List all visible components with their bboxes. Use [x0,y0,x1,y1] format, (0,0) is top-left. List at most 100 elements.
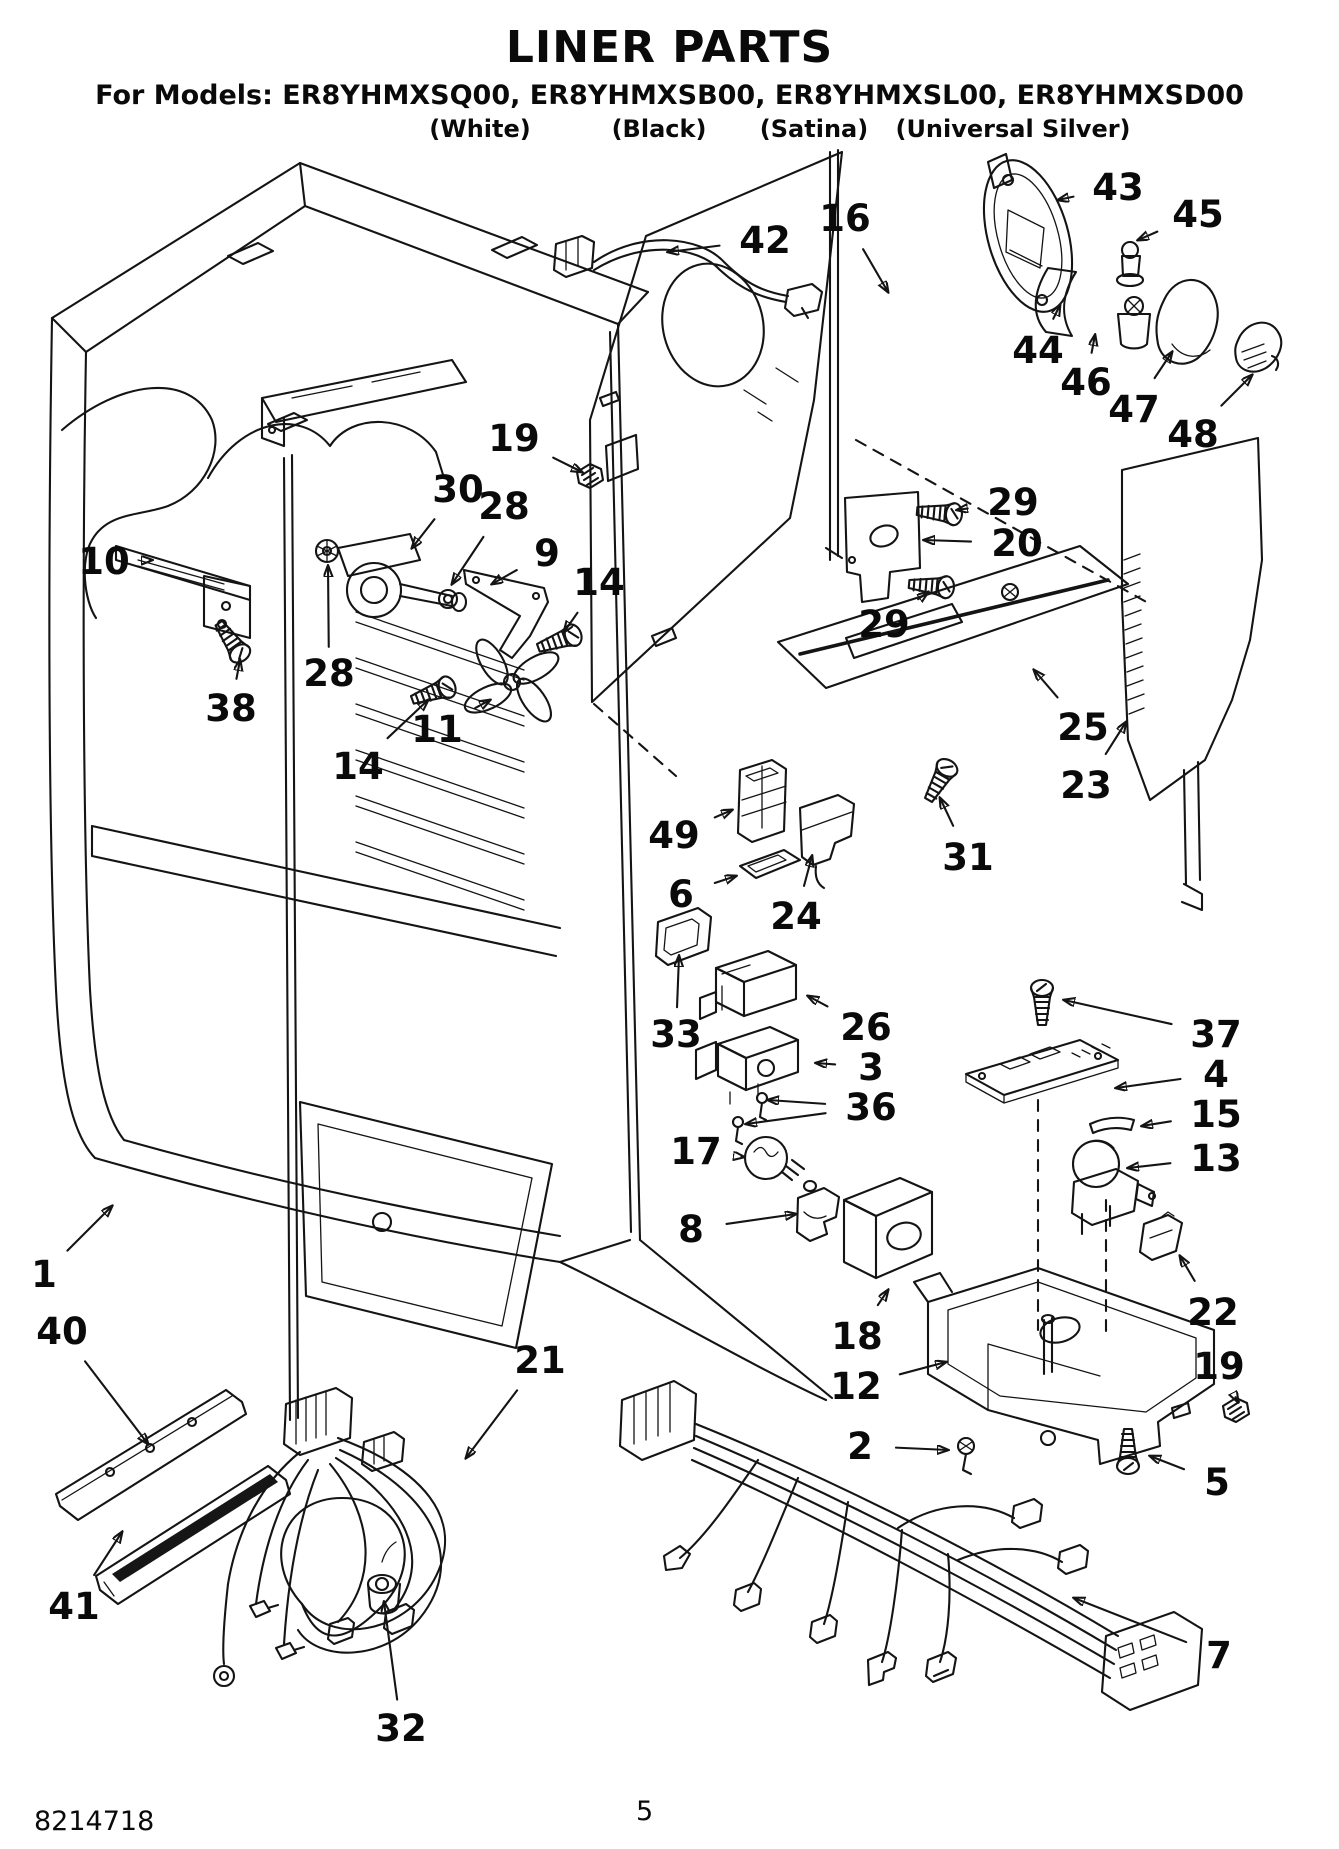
callout-18: 18 [831,1290,888,1358]
callout-number: 7 [1206,1634,1232,1677]
frame-part-33 [654,906,713,967]
callout-arrow [1138,232,1159,240]
callout-number: 19 [1193,1345,1245,1388]
callout-44: 44 [1012,305,1064,372]
callout-33: 33 [650,956,702,1056]
callout-7: 7 [1074,1598,1232,1677]
callout-number: 29 [858,603,910,646]
strip-part-15 [1088,1116,1136,1135]
assembly-axis-lines [854,438,1152,1334]
callout-arrow [93,1532,122,1577]
callout-number: 36 [845,1086,897,1129]
callout-11: 11 [411,700,490,751]
callout-arrow [474,700,490,708]
callout-arrow [1074,1598,1188,1644]
callout-number: 45 [1172,193,1224,236]
callout-arrow [677,956,679,1009]
callout-arrow [384,1602,399,1701]
bracket-part-26 [698,949,798,1021]
callout-28: 28 [452,485,530,584]
evaporator-cover-part-18 [842,1176,934,1280]
callout-29: 29 [858,592,928,646]
callout-number: 22 [1187,1291,1239,1334]
callout-arrow [768,1100,827,1104]
defrost-timer-part-13 [1070,1139,1157,1236]
callout-1: 1 [31,1206,112,1296]
callout-arrow [1128,1163,1172,1168]
valve-part-45 [1115,240,1145,288]
callout-number: 33 [650,1013,702,1056]
callout-arrow [918,592,928,599]
trim-strip-part-40 [54,1388,248,1522]
cabinet-liner-part-1 [48,161,834,1422]
callout-number: 44 [1012,329,1064,372]
trim-strip-part-41 [94,1464,292,1606]
screw-part-5 [1115,1427,1141,1476]
callout-number: 17 [670,1130,722,1173]
callout-number: 25 [1057,706,1109,749]
callout-24: 24 [770,856,822,938]
cap-part-48 [1234,321,1283,373]
callout-number: 2 [847,1425,873,1468]
callout-21: 21 [466,1339,566,1458]
callout-arrow [862,248,888,292]
callout-number: 49 [648,814,700,857]
callout-41: 41 [48,1532,122,1628]
callout-45: 45 [1138,193,1224,240]
callout-number: 37 [1190,1013,1242,1056]
star-washer-part-28-rear [314,538,340,564]
callout-arrow [412,518,436,548]
washer-part-28-front [437,588,459,610]
callout-number: 26 [840,1006,892,1049]
callout-number: 15 [1190,1093,1242,1136]
callout-32: 32 [375,1602,427,1750]
callout-number: 29 [987,481,1039,524]
callout-arrow [1150,1456,1186,1471]
callout-arrow [236,660,240,680]
callout-16: 16 [819,197,888,292]
callout-4: 4 [1116,1053,1229,1096]
callout-2: 2 [847,1425,948,1468]
control-part-3 [694,1025,800,1105]
callout-arrow [725,1214,796,1225]
callout-number: 18 [831,1315,883,1358]
callout-number: 31 [942,836,994,879]
wire-harness-part-7 [618,1379,1204,1712]
callout-number: 14 [332,745,384,788]
callout-arrow [84,1360,148,1444]
wire-harness-part-42 [552,234,824,320]
callout-26: 26 [808,996,892,1049]
callout-arrow [552,456,582,472]
callout-number: 30 [432,468,484,511]
callout-3: 3 [816,1046,884,1089]
callout-47: 47 [1108,352,1172,431]
callout-36: 36 [746,1086,897,1129]
callout-number: 4 [1203,1053,1229,1096]
fan-blade-part-11 [463,638,560,723]
callout-9: 9 [492,532,560,584]
callout-number: 5 [1204,1461,1230,1504]
callout-number: 12 [830,1365,882,1408]
callout-43: 43 [1058,166,1144,209]
callout-arrow [816,1063,837,1064]
callout-arrow [924,540,973,542]
callout-arrow [957,508,969,510]
callout-number: 19 [488,417,540,460]
callout-number: 38 [205,687,257,730]
callout-arrow [1053,305,1060,320]
duct-cover-part-25 [776,544,1130,690]
page-title: LINER PARTS [505,22,834,73]
insulation-sheet-part-44 [1034,266,1078,338]
callout-number: 43 [1092,166,1144,209]
callout-arrow [452,535,485,584]
gasket-part-6 [738,848,802,880]
callout-arrow [328,566,329,648]
callout-40: 40 [36,1310,148,1444]
mounting-rail [260,358,468,448]
callout-arrow [1180,1256,1196,1282]
callout-42: 42 [668,219,791,262]
callout-arrow [713,810,732,817]
callout-arrow [668,244,721,252]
################
PROBLEM STATEMENT:
Pull out every line in the records above that contains the string "strip", matching case exactly.

SOLUTION TO THIS EXERCISE:
strip-part-15 [1088,1116,1136,1135]
trim-strip-part-40 [54,1388,248,1522]
trim-strip-part-41 [94,1464,292,1606]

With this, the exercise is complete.